— Start of Listed records —

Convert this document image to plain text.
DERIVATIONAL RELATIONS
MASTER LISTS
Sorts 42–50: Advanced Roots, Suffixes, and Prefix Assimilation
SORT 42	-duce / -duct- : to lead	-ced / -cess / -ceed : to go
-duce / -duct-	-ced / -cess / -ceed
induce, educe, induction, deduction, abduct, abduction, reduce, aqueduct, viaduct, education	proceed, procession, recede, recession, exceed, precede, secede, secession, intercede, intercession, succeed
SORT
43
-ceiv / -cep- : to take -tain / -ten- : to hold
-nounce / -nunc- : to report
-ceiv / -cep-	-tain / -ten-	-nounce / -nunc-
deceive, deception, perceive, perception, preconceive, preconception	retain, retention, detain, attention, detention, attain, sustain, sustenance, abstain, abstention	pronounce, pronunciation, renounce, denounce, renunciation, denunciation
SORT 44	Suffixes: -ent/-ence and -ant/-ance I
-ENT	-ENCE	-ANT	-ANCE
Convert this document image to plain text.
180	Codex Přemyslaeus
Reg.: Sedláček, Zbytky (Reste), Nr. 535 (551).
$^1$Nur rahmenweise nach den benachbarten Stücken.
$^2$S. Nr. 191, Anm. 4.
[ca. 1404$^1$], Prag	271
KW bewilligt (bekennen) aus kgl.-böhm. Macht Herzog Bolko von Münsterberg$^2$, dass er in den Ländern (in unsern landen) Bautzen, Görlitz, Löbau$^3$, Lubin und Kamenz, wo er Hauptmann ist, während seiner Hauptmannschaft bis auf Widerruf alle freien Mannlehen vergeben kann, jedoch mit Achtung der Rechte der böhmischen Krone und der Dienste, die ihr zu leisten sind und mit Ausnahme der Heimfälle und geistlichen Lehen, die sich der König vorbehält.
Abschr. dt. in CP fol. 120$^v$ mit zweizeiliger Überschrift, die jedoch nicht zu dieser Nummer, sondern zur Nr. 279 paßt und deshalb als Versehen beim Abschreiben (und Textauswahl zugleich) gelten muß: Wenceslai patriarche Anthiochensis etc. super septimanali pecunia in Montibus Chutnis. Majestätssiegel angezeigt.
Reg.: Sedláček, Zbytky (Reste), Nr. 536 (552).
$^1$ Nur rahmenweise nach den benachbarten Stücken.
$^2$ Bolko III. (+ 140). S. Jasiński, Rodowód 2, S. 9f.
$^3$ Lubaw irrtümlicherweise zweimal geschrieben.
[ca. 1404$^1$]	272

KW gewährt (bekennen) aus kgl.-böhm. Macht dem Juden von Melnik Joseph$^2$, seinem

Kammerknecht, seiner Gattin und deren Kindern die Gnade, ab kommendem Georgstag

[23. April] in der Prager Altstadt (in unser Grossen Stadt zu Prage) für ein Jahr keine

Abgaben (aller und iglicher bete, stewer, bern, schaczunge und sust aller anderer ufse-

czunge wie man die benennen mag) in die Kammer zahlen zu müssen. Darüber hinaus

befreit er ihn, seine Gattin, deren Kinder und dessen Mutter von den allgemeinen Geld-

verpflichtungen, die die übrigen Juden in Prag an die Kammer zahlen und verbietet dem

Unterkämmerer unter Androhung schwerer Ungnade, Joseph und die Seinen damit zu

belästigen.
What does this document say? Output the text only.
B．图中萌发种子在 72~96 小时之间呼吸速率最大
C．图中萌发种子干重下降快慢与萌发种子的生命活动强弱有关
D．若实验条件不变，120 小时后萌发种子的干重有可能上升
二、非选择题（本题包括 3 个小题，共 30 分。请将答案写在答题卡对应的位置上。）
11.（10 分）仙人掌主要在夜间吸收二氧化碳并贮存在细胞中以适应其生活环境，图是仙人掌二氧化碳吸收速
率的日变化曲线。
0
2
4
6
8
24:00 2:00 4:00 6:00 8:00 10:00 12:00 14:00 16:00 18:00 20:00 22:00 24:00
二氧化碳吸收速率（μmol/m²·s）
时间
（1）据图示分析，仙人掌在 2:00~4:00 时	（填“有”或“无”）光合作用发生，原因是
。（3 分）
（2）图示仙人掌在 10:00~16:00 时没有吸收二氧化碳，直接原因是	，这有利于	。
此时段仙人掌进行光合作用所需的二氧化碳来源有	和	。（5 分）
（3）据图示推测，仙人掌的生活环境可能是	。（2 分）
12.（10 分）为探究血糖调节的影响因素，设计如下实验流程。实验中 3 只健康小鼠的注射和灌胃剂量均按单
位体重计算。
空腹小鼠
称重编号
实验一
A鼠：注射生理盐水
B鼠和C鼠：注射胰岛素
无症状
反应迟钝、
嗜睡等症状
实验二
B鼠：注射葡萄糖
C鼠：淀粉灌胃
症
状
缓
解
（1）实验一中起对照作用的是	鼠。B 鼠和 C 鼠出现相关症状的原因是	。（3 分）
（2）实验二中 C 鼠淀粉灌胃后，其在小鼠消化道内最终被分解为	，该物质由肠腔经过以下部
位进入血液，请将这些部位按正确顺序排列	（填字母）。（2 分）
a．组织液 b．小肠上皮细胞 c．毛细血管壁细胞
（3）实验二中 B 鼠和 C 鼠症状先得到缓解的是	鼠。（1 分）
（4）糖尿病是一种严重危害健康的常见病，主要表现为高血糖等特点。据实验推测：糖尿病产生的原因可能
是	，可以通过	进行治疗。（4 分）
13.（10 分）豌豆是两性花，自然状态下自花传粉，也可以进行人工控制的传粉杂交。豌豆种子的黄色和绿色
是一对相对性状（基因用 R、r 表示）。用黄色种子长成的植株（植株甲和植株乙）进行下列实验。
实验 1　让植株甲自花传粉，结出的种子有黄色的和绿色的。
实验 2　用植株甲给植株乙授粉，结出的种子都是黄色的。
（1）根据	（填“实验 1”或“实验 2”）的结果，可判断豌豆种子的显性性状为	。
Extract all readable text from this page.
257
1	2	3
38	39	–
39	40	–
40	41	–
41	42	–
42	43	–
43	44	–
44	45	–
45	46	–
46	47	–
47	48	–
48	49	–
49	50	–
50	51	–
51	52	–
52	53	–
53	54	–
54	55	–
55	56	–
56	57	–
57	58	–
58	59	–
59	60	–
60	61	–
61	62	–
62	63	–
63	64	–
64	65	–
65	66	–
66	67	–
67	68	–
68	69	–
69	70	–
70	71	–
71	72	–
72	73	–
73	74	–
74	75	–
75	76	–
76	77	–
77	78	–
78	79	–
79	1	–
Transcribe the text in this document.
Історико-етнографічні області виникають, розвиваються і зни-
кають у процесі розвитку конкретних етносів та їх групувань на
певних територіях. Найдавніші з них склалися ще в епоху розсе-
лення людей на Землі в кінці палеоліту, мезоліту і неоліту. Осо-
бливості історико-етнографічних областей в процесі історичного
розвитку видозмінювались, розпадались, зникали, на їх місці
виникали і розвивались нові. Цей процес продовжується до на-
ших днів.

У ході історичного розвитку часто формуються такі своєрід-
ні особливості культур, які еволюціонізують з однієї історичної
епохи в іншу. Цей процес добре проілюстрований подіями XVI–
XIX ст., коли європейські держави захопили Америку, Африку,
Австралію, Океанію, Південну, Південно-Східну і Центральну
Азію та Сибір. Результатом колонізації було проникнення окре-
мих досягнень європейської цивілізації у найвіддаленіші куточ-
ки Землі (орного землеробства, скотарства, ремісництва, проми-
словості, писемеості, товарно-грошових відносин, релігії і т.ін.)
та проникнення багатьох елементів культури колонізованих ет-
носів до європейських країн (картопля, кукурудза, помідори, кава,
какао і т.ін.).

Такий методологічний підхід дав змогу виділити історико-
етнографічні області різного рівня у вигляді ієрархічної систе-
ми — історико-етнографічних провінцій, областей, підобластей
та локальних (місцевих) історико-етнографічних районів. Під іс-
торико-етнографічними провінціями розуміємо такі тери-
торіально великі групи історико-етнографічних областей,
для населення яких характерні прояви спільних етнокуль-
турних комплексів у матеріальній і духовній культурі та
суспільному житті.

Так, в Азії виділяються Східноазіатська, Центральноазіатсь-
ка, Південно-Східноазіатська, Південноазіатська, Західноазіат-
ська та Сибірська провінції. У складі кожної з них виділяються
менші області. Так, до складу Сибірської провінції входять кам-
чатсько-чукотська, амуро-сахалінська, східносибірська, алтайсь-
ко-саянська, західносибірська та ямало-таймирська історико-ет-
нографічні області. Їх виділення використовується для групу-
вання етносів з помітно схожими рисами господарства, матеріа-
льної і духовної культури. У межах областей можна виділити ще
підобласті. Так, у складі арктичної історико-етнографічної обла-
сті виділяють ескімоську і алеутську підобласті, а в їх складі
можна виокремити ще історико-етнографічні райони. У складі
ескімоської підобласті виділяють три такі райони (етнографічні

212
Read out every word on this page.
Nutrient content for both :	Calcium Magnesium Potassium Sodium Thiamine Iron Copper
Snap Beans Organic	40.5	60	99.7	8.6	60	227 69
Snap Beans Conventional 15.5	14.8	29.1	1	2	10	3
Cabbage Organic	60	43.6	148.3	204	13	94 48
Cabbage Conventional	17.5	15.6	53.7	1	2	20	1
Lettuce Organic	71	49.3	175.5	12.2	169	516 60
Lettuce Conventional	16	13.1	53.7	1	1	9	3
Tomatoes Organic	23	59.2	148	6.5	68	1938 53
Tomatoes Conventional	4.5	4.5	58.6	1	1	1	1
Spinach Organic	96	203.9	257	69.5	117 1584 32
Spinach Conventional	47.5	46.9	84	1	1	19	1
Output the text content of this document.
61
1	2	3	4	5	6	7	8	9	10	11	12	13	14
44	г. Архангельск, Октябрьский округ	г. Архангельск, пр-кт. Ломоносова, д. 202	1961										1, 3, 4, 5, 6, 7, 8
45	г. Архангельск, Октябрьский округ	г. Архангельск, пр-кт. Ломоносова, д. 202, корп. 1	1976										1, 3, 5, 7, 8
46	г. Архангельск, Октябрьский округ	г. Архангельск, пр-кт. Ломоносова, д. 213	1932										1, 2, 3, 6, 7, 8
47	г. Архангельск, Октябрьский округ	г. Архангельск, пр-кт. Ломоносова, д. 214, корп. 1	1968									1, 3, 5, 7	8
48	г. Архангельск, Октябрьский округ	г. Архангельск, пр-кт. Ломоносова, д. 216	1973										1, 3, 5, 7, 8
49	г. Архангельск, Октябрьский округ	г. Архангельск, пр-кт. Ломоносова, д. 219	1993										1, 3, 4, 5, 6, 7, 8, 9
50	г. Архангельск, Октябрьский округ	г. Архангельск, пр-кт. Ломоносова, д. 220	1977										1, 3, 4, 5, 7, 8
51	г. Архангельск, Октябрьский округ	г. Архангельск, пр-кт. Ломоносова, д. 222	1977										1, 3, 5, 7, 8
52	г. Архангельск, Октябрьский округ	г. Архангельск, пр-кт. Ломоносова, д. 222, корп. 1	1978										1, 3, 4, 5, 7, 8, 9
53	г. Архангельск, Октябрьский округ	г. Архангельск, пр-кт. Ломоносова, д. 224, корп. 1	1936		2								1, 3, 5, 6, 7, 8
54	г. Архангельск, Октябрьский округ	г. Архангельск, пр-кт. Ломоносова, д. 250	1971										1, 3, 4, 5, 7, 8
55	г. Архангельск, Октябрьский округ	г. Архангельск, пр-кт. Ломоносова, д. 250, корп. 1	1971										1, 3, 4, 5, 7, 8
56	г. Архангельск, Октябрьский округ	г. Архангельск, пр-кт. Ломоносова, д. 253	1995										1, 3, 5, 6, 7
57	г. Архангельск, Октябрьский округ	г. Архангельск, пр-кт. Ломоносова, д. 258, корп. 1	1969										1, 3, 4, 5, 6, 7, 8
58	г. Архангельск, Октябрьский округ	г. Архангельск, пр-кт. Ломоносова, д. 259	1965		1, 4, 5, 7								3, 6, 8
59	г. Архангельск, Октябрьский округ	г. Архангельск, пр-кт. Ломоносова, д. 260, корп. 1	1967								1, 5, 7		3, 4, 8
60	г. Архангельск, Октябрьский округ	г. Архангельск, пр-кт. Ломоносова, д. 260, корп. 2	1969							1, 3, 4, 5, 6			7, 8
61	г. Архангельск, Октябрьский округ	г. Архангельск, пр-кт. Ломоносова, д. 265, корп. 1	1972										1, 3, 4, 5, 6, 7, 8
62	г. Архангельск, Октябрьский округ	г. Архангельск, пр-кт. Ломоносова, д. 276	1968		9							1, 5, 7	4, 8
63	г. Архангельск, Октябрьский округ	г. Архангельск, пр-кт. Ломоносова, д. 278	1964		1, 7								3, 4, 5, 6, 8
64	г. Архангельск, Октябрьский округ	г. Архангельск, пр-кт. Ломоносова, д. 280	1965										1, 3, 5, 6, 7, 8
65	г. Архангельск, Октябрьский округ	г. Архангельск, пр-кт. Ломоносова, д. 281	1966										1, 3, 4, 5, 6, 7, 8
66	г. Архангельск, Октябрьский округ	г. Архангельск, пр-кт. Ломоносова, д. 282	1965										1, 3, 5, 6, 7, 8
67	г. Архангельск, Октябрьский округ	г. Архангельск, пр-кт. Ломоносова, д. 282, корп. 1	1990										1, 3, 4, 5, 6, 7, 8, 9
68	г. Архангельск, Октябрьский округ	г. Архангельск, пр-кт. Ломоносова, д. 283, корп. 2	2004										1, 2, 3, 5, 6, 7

— End of Listed records —

▶ What is required: Select all lines in the listing above where the word "Cabbage" appears, and show them.

▶ Result of the task:
Cabbage Organic	60	43.6	148.3	204	13	94 48
Cabbage Conventional	17.5	15.6	53.7	1	2	20	1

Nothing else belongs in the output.